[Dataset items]

.....

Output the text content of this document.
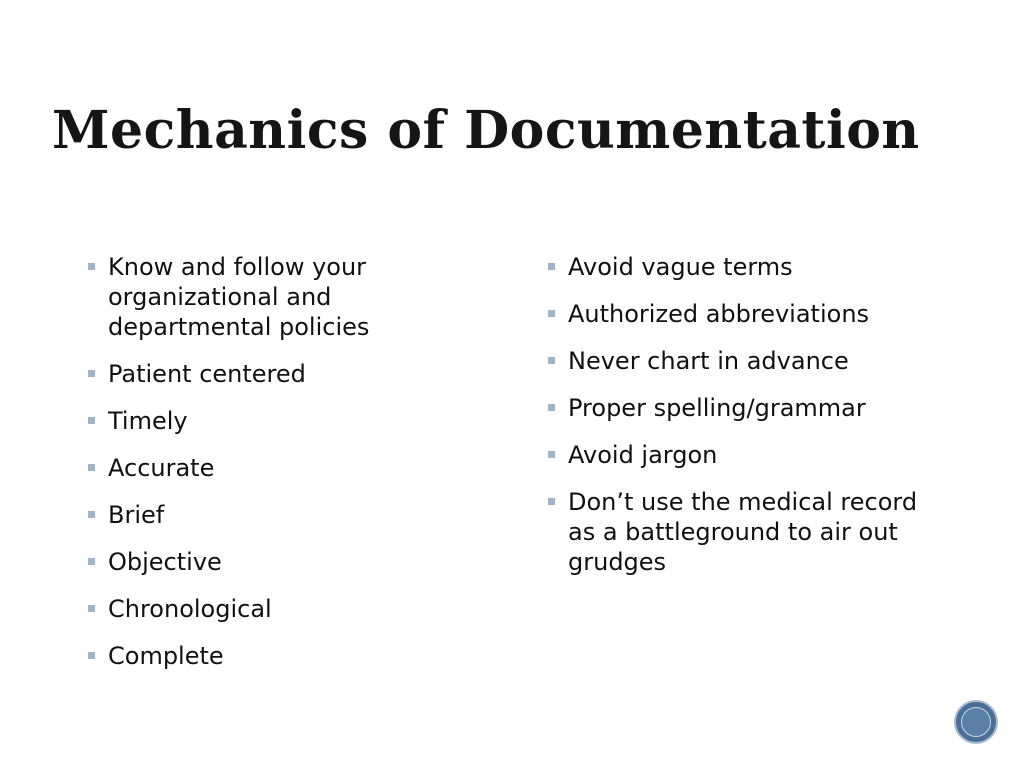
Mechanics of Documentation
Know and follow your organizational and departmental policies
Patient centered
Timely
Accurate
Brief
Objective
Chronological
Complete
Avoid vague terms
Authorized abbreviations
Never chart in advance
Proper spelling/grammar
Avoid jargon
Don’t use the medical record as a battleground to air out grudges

.....

## Aim
Repeat the records in full, exactly as they appear, without the pictures.

## The result
Output the text content of this document.
Mechanics of Documentation
Know and follow your organizational and departmental policies
Patient centered
Timely
Accurate
Brief
Objective
Chronological
Complete
Avoid vague terms
Authorized abbreviations
Never chart in advance
Proper spelling/grammar
Avoid jargon
Don’t use the medical record as a battleground to air out grudges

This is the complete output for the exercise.